Source data

--- start ---

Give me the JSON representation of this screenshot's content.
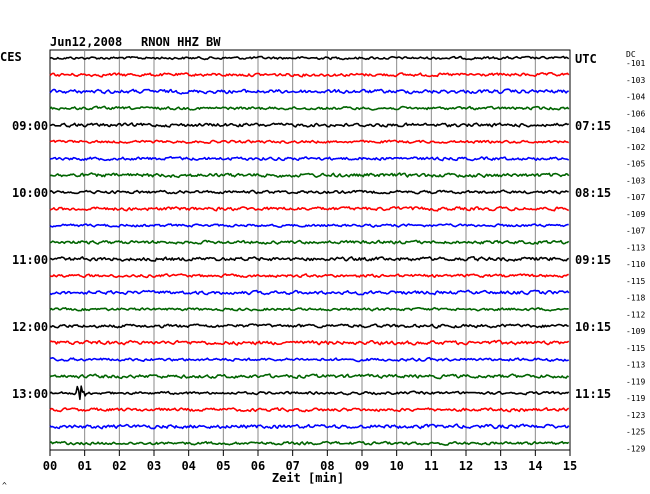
{
  "header": {
    "date": "Jun12,2008",
    "station": "RNON HHZ BW",
    "left_tz": "CES",
    "right_tz": "UTC",
    "dc_label": "DC"
  },
  "chart_data": {
    "type": "line",
    "title": "Jun12,2008   RNON HHZ BW",
    "xlabel": "Zeit [min]",
    "xlim": [
      0,
      15
    ],
    "x_ticks": [
      "00",
      "01",
      "02",
      "03",
      "04",
      "05",
      "06",
      "07",
      "08",
      "09",
      "10",
      "11",
      "12",
      "13",
      "14",
      "15"
    ],
    "grid": true,
    "trace_colors": [
      "#000000",
      "#ff0000",
      "#0000ff",
      "#006400"
    ],
    "rows": 24,
    "left_hour_labels": [
      {
        "row": 4,
        "label": "09:00"
      },
      {
        "row": 8,
        "label": "10:00"
      },
      {
        "row": 12,
        "label": "11:00"
      },
      {
        "row": 16,
        "label": "12:00"
      },
      {
        "row": 20,
        "label": "13:00"
      }
    ],
    "right_time_labels": [
      {
        "row": 0,
        "label": "UTC"
      },
      {
        "row": 4,
        "label": "07:15"
      },
      {
        "row": 8,
        "label": "08:15"
      },
      {
        "row": 12,
        "label": "09:15"
      },
      {
        "row": 16,
        "label": "10:15"
      },
      {
        "row": 20,
        "label": "11:15"
      }
    ],
    "dc_offsets": [
      "-101",
      "-103",
      "-104",
      "-106",
      "-104",
      "-102",
      "-105",
      "-103",
      "-107",
      "-109",
      "-107",
      "-113",
      "-110",
      "-115",
      "-118",
      "-112",
      "-109",
      "-115",
      "-113",
      "-119",
      "-119",
      "-123",
      "-125",
      "-129"
    ],
    "events": [
      {
        "row": 20,
        "minute": 0.85,
        "description": "large amplitude burst"
      }
    ],
    "footnote": "^"
  }
}
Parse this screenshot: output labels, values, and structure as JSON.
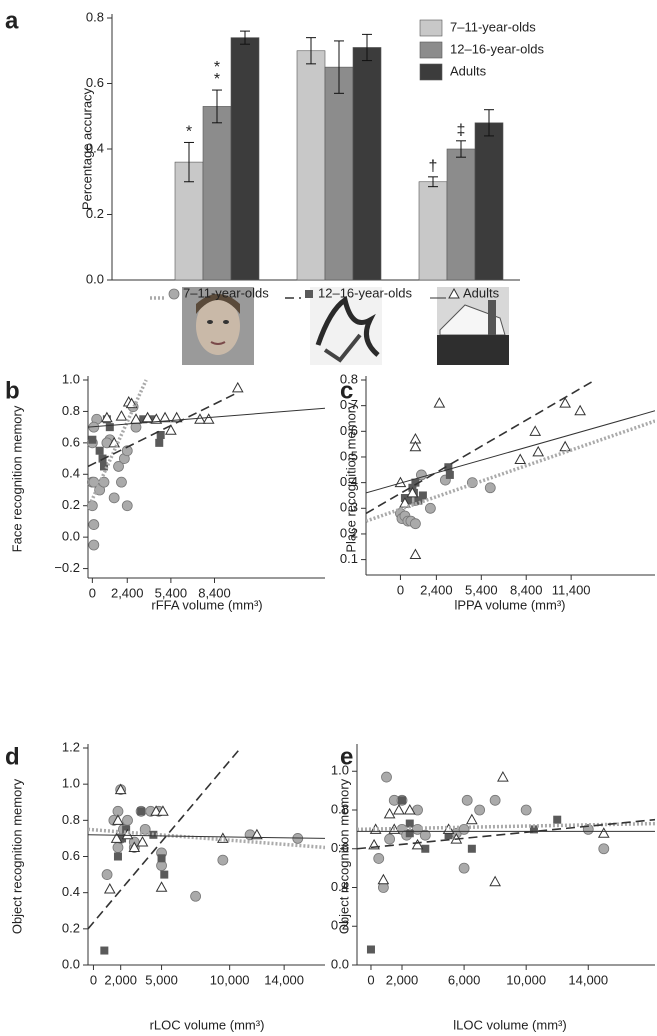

--- end ---

Goal
Without including any picture, retype the entries exactly.

The completed task
Give me the JSON representation of this screenshot's content.
{
  "header": {
    "date": "Jun12,2008",
    "station": "RNON HHZ BW",
    "left_tz": "CES",
    "right_tz": "UTC",
    "dc_label": "DC"
  },
  "chart_data": {
    "type": "line",
    "title": "Jun12,2008   RNON HHZ BW",
    "xlabel": "Zeit [min]",
    "xlim": [
      0,
      15
    ],
    "x_ticks": [
      "00",
      "01",
      "02",
      "03",
      "04",
      "05",
      "06",
      "07",
      "08",
      "09",
      "10",
      "11",
      "12",
      "13",
      "14",
      "15"
    ],
    "grid": true,
    "trace_colors": [
      "#000000",
      "#ff0000",
      "#0000ff",
      "#006400"
    ],
    "rows": 24,
    "left_hour_labels": [
      {
        "row": 4,
        "label": "09:00"
      },
      {
        "row": 8,
        "label": "10:00"
      },
      {
        "row": 12,
        "label": "11:00"
      },
      {
        "row": 16,
        "label": "12:00"
      },
      {
        "row": 20,
        "label": "13:00"
      }
    ],
    "right_time_labels": [
      {
        "row": 0,
        "label": "UTC"
      },
      {
        "row": 4,
        "label": "07:15"
      },
      {
        "row": 8,
        "label": "08:15"
      },
      {
        "row": 12,
        "label": "09:15"
      },
      {
        "row": 16,
        "label": "10:15"
      },
      {
        "row": 20,
        "label": "11:15"
      }
    ],
    "dc_offsets": [
      "-101",
      "-103",
      "-104",
      "-106",
      "-104",
      "-102",
      "-105",
      "-103",
      "-107",
      "-109",
      "-107",
      "-113",
      "-110",
      "-115",
      "-118",
      "-112",
      "-109",
      "-115",
      "-113",
      "-119",
      "-119",
      "-123",
      "-125",
      "-129"
    ],
    "events": [
      {
        "row": 20,
        "minute": 0.85,
        "description": "large amplitude burst"
      }
    ],
    "footnote": "^"
  }
}
Parse this screenshot: output labels, values, and structure as JSON.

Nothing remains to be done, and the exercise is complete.